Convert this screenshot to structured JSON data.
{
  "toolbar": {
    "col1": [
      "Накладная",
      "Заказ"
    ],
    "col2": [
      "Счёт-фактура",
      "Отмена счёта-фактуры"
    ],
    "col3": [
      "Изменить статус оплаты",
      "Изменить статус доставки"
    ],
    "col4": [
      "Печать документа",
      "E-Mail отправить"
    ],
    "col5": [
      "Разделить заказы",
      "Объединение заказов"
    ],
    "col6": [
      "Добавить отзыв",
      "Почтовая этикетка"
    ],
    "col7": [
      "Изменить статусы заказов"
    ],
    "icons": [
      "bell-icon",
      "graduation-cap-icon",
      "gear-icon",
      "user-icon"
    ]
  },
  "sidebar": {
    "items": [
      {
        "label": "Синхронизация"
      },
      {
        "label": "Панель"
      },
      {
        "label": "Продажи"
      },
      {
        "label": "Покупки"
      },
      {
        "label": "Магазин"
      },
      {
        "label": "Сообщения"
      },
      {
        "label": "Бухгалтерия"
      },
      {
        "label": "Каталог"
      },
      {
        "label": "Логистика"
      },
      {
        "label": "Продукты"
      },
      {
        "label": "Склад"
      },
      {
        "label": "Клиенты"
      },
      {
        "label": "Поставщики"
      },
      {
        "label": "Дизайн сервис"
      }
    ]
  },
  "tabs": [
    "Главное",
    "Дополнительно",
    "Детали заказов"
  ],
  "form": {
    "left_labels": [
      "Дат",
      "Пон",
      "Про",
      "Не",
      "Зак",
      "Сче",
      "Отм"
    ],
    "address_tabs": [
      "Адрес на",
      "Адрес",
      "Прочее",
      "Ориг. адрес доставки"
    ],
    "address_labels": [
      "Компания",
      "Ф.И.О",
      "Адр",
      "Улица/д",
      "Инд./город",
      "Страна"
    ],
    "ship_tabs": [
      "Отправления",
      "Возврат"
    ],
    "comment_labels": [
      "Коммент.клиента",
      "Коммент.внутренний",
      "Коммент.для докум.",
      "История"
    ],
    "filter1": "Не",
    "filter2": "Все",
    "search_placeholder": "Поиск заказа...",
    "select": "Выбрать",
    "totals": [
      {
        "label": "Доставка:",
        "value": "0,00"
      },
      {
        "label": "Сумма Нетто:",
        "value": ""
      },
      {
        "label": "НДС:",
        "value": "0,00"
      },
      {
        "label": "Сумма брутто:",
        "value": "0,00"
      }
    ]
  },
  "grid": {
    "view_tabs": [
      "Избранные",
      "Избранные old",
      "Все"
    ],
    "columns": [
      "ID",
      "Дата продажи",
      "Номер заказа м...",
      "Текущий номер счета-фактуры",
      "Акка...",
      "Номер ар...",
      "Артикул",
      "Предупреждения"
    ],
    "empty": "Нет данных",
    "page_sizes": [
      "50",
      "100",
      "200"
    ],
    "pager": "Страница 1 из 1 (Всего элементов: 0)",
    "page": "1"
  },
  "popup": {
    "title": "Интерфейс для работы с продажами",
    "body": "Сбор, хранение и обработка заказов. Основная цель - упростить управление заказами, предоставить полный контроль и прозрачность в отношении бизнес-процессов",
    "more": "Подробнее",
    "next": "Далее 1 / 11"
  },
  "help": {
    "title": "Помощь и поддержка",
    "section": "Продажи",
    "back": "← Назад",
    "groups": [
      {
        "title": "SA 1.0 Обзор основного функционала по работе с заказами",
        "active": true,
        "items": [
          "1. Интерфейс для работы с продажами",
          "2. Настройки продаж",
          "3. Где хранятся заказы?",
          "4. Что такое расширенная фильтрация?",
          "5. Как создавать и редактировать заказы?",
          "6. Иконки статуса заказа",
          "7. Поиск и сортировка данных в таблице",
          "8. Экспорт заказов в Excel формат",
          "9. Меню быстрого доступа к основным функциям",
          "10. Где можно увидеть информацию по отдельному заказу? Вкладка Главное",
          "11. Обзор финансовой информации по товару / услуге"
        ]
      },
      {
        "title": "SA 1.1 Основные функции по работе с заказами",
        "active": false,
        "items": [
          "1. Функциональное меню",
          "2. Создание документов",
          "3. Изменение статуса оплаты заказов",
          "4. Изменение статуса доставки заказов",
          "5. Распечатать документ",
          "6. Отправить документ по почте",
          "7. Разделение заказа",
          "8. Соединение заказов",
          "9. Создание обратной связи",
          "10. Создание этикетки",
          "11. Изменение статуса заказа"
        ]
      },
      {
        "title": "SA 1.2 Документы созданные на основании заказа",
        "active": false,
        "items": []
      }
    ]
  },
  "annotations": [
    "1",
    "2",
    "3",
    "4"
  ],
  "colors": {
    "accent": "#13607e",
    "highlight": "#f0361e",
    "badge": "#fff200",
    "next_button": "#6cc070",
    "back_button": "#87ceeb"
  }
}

+-------+

→ Objective: Where a line holds "Главное", copy it out.

→ Exercise response:
    "Главное",
          "10. Где можно увидеть информацию по отдельному заказу? Вкладка Главное",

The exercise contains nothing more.